How many lines in the records below hold the string "into"? Please answer with the number and nothing more.

— START SUPPLIED DATA —

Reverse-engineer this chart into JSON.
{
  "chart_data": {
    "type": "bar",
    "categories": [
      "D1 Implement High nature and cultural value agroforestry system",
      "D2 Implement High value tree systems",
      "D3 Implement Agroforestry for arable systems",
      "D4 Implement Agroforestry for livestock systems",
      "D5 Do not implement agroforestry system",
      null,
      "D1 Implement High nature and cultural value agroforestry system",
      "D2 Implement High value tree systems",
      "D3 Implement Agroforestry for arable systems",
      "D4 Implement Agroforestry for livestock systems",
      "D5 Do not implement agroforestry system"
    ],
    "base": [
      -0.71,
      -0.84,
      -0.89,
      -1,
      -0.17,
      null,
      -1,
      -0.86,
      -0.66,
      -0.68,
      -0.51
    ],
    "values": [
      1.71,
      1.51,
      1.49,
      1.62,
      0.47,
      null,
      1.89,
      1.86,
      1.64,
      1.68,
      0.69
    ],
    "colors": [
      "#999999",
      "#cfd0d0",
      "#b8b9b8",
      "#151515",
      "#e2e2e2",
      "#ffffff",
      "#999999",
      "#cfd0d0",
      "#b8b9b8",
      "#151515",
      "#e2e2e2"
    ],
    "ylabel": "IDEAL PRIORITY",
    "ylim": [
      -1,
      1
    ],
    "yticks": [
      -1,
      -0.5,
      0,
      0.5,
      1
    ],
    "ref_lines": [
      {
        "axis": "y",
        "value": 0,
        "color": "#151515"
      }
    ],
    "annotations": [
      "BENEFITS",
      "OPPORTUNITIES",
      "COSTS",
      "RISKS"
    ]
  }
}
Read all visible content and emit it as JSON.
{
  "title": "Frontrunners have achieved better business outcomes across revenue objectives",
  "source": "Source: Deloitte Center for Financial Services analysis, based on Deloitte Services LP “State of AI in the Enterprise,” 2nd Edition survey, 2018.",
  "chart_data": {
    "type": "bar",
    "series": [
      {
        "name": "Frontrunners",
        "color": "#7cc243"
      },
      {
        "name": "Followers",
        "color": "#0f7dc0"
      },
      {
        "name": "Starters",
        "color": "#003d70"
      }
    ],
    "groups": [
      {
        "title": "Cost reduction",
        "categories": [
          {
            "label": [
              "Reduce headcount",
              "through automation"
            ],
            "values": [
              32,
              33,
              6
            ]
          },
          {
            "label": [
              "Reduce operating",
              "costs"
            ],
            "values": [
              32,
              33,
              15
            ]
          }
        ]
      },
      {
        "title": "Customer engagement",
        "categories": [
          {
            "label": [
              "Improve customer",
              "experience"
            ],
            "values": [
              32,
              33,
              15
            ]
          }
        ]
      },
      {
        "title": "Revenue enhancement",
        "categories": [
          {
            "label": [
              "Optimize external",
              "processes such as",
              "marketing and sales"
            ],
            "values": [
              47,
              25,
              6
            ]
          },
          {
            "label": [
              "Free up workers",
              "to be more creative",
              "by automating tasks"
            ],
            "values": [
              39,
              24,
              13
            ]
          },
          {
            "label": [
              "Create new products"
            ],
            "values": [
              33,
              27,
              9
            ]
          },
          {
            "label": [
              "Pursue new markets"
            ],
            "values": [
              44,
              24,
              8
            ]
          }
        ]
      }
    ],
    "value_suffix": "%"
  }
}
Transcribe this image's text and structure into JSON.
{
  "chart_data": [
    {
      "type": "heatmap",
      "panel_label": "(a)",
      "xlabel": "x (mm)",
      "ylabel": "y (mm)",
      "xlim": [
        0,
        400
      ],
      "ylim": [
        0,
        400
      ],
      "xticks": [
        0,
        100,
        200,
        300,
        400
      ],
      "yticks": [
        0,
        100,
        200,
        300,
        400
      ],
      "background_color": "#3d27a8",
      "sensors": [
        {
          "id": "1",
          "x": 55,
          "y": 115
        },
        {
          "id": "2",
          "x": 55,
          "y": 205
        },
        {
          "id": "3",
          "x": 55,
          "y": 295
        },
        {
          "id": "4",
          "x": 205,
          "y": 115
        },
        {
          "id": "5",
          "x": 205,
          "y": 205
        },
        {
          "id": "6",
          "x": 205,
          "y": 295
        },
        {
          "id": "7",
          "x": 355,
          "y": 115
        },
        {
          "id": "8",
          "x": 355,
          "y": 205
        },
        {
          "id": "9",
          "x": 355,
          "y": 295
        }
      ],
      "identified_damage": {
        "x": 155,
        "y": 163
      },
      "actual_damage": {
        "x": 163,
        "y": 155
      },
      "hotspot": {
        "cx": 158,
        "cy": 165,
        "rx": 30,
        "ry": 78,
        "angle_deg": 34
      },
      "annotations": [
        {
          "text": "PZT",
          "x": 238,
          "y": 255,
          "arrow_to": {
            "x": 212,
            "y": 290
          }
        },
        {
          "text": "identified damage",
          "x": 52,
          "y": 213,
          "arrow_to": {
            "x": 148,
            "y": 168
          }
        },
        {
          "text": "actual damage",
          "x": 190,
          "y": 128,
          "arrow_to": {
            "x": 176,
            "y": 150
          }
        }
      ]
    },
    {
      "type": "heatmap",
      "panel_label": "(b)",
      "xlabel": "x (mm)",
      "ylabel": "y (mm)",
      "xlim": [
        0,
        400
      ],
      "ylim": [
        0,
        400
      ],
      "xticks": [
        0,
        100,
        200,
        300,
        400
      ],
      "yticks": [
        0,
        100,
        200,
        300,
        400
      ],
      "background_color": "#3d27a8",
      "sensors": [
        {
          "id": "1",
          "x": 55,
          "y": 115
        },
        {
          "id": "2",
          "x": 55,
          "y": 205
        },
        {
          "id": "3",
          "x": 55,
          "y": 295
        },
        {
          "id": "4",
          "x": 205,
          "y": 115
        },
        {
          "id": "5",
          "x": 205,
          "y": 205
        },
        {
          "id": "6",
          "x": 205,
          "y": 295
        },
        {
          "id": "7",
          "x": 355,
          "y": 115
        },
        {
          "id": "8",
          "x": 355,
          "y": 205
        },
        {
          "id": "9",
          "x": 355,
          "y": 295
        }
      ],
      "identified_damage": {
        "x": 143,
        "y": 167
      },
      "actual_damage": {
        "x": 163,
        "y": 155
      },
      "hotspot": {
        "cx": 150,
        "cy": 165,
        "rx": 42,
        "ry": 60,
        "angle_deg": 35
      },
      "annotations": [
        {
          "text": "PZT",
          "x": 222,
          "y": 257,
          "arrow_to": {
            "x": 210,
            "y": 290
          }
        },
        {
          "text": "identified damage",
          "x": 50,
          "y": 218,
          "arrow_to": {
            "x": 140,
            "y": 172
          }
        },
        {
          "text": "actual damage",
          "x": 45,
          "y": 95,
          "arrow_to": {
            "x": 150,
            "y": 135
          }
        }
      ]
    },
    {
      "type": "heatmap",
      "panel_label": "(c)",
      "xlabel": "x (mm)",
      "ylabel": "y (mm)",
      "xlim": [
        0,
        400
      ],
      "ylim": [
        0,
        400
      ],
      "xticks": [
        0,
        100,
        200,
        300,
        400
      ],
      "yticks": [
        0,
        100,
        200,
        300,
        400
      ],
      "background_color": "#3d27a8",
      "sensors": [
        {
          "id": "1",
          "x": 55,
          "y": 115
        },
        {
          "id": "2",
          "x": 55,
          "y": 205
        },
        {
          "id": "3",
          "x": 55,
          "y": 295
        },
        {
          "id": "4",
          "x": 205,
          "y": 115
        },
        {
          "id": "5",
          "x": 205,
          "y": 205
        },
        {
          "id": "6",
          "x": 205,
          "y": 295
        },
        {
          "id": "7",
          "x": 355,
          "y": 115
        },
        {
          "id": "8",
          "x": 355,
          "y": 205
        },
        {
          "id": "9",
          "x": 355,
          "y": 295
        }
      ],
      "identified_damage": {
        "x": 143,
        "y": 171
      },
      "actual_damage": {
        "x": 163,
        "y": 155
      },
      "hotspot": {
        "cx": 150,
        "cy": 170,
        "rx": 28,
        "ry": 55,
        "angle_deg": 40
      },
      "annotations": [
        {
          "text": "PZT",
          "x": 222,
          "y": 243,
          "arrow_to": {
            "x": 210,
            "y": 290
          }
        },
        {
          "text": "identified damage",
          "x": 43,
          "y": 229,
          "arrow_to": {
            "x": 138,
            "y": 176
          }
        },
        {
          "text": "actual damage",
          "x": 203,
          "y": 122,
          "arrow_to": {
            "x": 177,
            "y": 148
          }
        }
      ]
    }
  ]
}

— END SUPPLIED DATA —

• EXERCISE OUTPUT:
2